- Task to carry out: Find the lines holding "image" and copy them.

** START OF Task input **

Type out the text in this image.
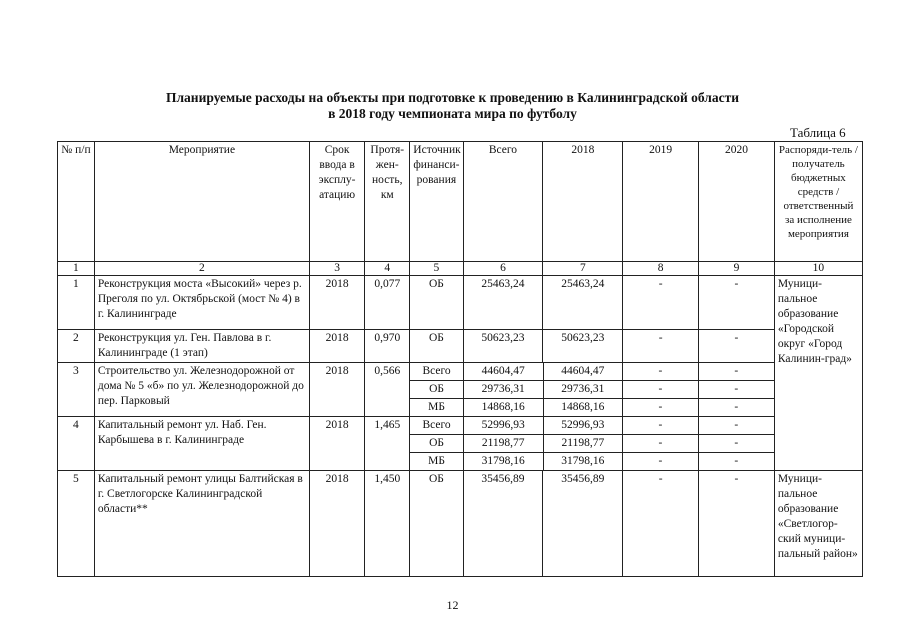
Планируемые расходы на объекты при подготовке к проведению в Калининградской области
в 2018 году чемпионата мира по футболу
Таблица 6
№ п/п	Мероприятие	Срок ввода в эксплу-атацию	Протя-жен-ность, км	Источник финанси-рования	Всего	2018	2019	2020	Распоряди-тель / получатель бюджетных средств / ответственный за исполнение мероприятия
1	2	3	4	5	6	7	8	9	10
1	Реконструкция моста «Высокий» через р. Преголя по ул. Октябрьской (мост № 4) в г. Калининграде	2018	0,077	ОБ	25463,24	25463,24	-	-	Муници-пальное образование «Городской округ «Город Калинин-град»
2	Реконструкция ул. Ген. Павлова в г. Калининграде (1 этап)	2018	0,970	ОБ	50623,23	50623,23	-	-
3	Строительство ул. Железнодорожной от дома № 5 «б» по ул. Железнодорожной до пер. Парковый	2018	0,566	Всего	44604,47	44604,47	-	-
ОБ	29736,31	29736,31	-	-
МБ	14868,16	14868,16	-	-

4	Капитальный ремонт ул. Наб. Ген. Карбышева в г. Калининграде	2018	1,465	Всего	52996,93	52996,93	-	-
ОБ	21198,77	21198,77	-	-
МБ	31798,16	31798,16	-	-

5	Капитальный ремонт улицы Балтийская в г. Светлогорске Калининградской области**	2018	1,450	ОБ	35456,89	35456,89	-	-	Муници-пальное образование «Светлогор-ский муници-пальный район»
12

** END OF Task input **
** START OF Task input **

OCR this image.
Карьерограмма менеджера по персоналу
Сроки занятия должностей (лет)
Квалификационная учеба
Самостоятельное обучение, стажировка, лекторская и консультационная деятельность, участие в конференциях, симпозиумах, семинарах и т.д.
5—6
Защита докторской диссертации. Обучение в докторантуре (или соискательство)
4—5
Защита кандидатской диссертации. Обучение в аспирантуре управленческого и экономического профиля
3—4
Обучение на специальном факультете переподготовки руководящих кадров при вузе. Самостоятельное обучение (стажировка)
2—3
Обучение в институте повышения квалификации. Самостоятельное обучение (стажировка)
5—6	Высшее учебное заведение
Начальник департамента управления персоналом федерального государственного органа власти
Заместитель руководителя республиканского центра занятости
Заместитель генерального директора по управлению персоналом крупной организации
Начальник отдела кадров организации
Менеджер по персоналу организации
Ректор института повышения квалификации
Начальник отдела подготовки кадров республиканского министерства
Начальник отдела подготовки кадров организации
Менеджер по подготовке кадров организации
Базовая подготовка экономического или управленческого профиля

** END OF Task input **

- Completed task:
Type out the text in this image.
OCR this image.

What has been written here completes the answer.